## EXERCISE DETAILS
Omit the pictures and output every entry below exactly as written.

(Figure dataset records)

>>>

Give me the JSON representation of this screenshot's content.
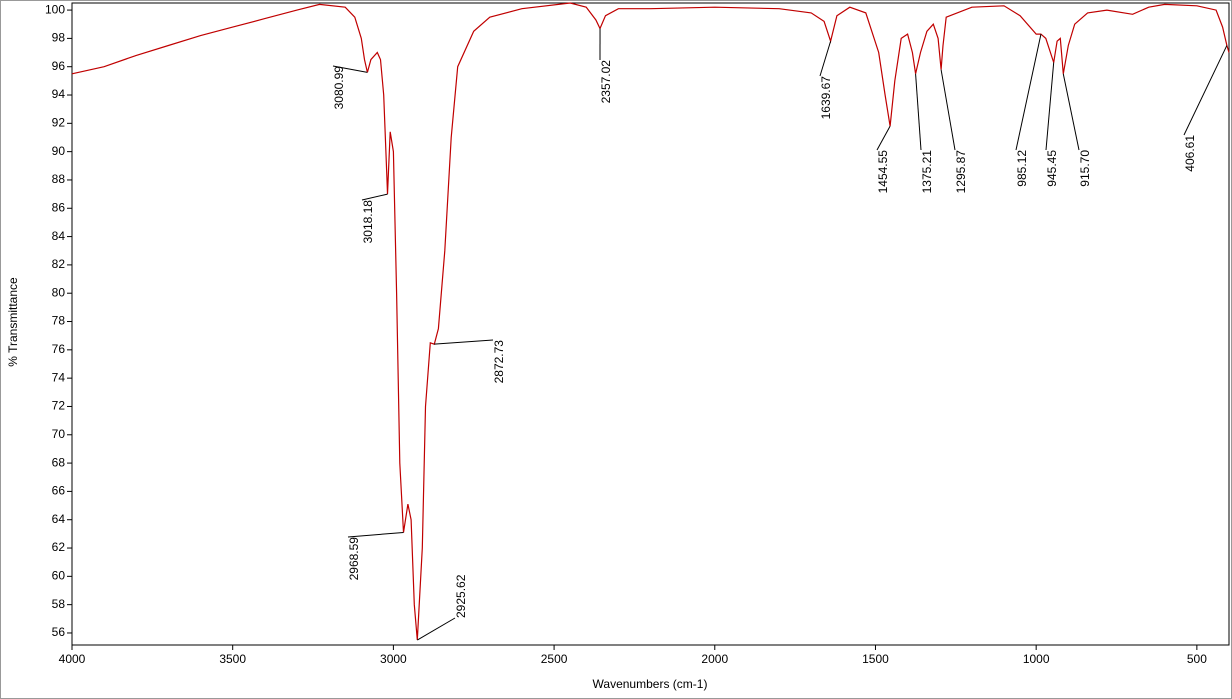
{
  "chart_data": {
    "type": "line",
    "xlabel": "Wavenumbers (cm-1)",
    "ylabel": "% Transmittance",
    "xlim": [
      4000,
      400
    ],
    "ylim": [
      55.15,
      100.5
    ],
    "xticks": [
      4000,
      3500,
      3000,
      2500,
      2000,
      1500,
      1000,
      500
    ],
    "yticks": [
      56,
      58,
      60,
      62,
      64,
      66,
      68,
      70,
      72,
      74,
      76,
      78,
      80,
      82,
      84,
      86,
      88,
      90,
      92,
      94,
      96,
      98,
      100
    ],
    "grid": false,
    "series": [
      {
        "color": "#c00000",
        "x": [
          4000,
          3900,
          3800,
          3700,
          3600,
          3500,
          3400,
          3300,
          3230,
          3150,
          3120,
          3100,
          3090,
          3080.99,
          3070,
          3050,
          3040,
          3030,
          3020,
          3018.18,
          3010,
          3000,
          2990,
          2980,
          2968.59,
          2955,
          2945,
          2935,
          2925.62,
          2910,
          2900,
          2885,
          2872.73,
          2860,
          2840,
          2820,
          2800,
          2750,
          2700,
          2600,
          2450,
          2400,
          2370,
          2357.02,
          2340,
          2300,
          2200,
          2000,
          1800,
          1700,
          1660,
          1639.67,
          1620,
          1580,
          1530,
          1490,
          1470,
          1454.55,
          1440,
          1420,
          1400,
          1385,
          1375.21,
          1360,
          1340,
          1320,
          1305,
          1295.87,
          1290,
          1280,
          1200,
          1100,
          1050,
          1000,
          985.12,
          970,
          945.45,
          935,
          925,
          915.7,
          900,
          880,
          840,
          780,
          700,
          650,
          600,
          500,
          440,
          420,
          406.61,
          400
        ],
        "values": [
          95.5,
          96.0,
          96.8,
          97.5,
          98.2,
          98.8,
          99.4,
          100.0,
          100.4,
          100.2,
          99.5,
          98,
          96.5,
          95.6,
          96.5,
          97,
          96.5,
          94,
          88,
          87,
          91.4,
          90,
          80,
          68,
          63.1,
          65.1,
          64,
          58,
          55.5,
          62,
          72,
          76.5,
          76.4,
          77.5,
          83,
          91,
          96,
          98.5,
          99.5,
          100.1,
          100.5,
          100.2,
          99.3,
          98.7,
          99.6,
          100.1,
          100.1,
          100.2,
          100.1,
          99.8,
          99.2,
          97.8,
          99.6,
          100.2,
          99.8,
          97,
          94,
          91.8,
          95,
          98,
          98.3,
          97,
          95.5,
          97,
          98.5,
          99,
          98,
          95.8,
          97.5,
          99.5,
          100.2,
          100.3,
          99.6,
          98.3,
          98.3,
          98,
          96.3,
          97.8,
          98,
          95.5,
          97.5,
          99,
          99.8,
          100,
          99.7,
          100.2,
          100.4,
          100.3,
          100,
          98.8,
          97.5,
          97
        ]
      }
    ],
    "annotations": [
      {
        "text": "3080.99",
        "x": 3080.99,
        "y": 95.6
      },
      {
        "text": "3018.18",
        "x": 3018.18,
        "y": 87
      },
      {
        "text": "2872.73",
        "x": 2872.73,
        "y": 76.4
      },
      {
        "text": "2968.59",
        "x": 2968.59,
        "y": 63.1
      },
      {
        "text": "2925.62",
        "x": 2925.62,
        "y": 55.5
      },
      {
        "text": "2357.02",
        "x": 2357.02,
        "y": 98.7
      },
      {
        "text": "1639.67",
        "x": 1639.67,
        "y": 97.8
      },
      {
        "text": "1454.55",
        "x": 1454.55,
        "y": 91.8
      },
      {
        "text": "1375.21",
        "x": 1375.21,
        "y": 95.5
      },
      {
        "text": "1295.87",
        "x": 1295.87,
        "y": 95.8
      },
      {
        "text": "985.12",
        "x": 985.12,
        "y": 98.3
      },
      {
        "text": "945.45",
        "x": 945.45,
        "y": 96.3
      },
      {
        "text": "915.70",
        "x": 915.7,
        "y": 95.5
      },
      {
        "text": "406.61",
        "x": 406.61,
        "y": 97.5
      }
    ]
  }
}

<<<

## ANSWER IN FULL
Give me the JSON representation of this screenshot's content.
{
  "chart_data": {
    "type": "line",
    "xlabel": "Wavenumbers (cm-1)",
    "ylabel": "% Transmittance",
    "xlim": [
      4000,
      400
    ],
    "ylim": [
      55.15,
      100.5
    ],
    "xticks": [
      4000,
      3500,
      3000,
      2500,
      2000,
      1500,
      1000,
      500
    ],
    "yticks": [
      56,
      58,
      60,
      62,
      64,
      66,
      68,
      70,
      72,
      74,
      76,
      78,
      80,
      82,
      84,
      86,
      88,
      90,
      92,
      94,
      96,
      98,
      100
    ],
    "grid": false,
    "series": [
      {
        "color": "#c00000",
        "x": [
          4000,
          3900,
          3800,
          3700,
          3600,
          3500,
          3400,
          3300,
          3230,
          3150,
          3120,
          3100,
          3090,
          3080.99,
          3070,
          3050,
          3040,
          3030,
          3020,
          3018.18,
          3010,
          3000,
          2990,
          2980,
          2968.59,
          2955,
          2945,
          2935,
          2925.62,
          2910,
          2900,
          2885,
          2872.73,
          2860,
          2840,
          2820,
          2800,
          2750,
          2700,
          2600,
          2450,
          2400,
          2370,
          2357.02,
          2340,
          2300,
          2200,
          2000,
          1800,
          1700,
          1660,
          1639.67,
          1620,
          1580,
          1530,
          1490,
          1470,
          1454.55,
          1440,
          1420,
          1400,
          1385,
          1375.21,
          1360,
          1340,
          1320,
          1305,
          1295.87,
          1290,
          1280,
          1200,
          1100,
          1050,
          1000,
          985.12,
          970,
          945.45,
          935,
          925,
          915.7,
          900,
          880,
          840,
          780,
          700,
          650,
          600,
          500,
          440,
          420,
          406.61,
          400
        ],
        "values": [
          95.5,
          96.0,
          96.8,
          97.5,
          98.2,
          98.8,
          99.4,
          100.0,
          100.4,
          100.2,
          99.5,
          98,
          96.5,
          95.6,
          96.5,
          97,
          96.5,
          94,
          88,
          87,
          91.4,
          90,
          80,
          68,
          63.1,
          65.1,
          64,
          58,
          55.5,
          62,
          72,
          76.5,
          76.4,
          77.5,
          83,
          91,
          96,
          98.5,
          99.5,
          100.1,
          100.5,
          100.2,
          99.3,
          98.7,
          99.6,
          100.1,
          100.1,
          100.2,
          100.1,
          99.8,
          99.2,
          97.8,
          99.6,
          100.2,
          99.8,
          97,
          94,
          91.8,
          95,
          98,
          98.3,
          97,
          95.5,
          97,
          98.5,
          99,
          98,
          95.8,
          97.5,
          99.5,
          100.2,
          100.3,
          99.6,
          98.3,
          98.3,
          98,
          96.3,
          97.8,
          98,
          95.5,
          97.5,
          99,
          99.8,
          100,
          99.7,
          100.2,
          100.4,
          100.3,
          100,
          98.8,
          97.5,
          97
        ]
      }
    ],
    "annotations": [
      {
        "text": "3080.99",
        "x": 3080.99,
        "y": 95.6
      },
      {
        "text": "3018.18",
        "x": 3018.18,
        "y": 87
      },
      {
        "text": "2872.73",
        "x": 2872.73,
        "y": 76.4
      },
      {
        "text": "2968.59",
        "x": 2968.59,
        "y": 63.1
      },
      {
        "text": "2925.62",
        "x": 2925.62,
        "y": 55.5
      },
      {
        "text": "2357.02",
        "x": 2357.02,
        "y": 98.7
      },
      {
        "text": "1639.67",
        "x": 1639.67,
        "y": 97.8
      },
      {
        "text": "1454.55",
        "x": 1454.55,
        "y": 91.8
      },
      {
        "text": "1375.21",
        "x": 1375.21,
        "y": 95.5
      },
      {
        "text": "1295.87",
        "x": 1295.87,
        "y": 95.8
      },
      {
        "text": "985.12",
        "x": 985.12,
        "y": 98.3
      },
      {
        "text": "945.45",
        "x": 945.45,
        "y": 96.3
      },
      {
        "text": "915.70",
        "x": 915.7,
        "y": 95.5
      },
      {
        "text": "406.61",
        "x": 406.61,
        "y": 97.5
      }
    ]
  }
}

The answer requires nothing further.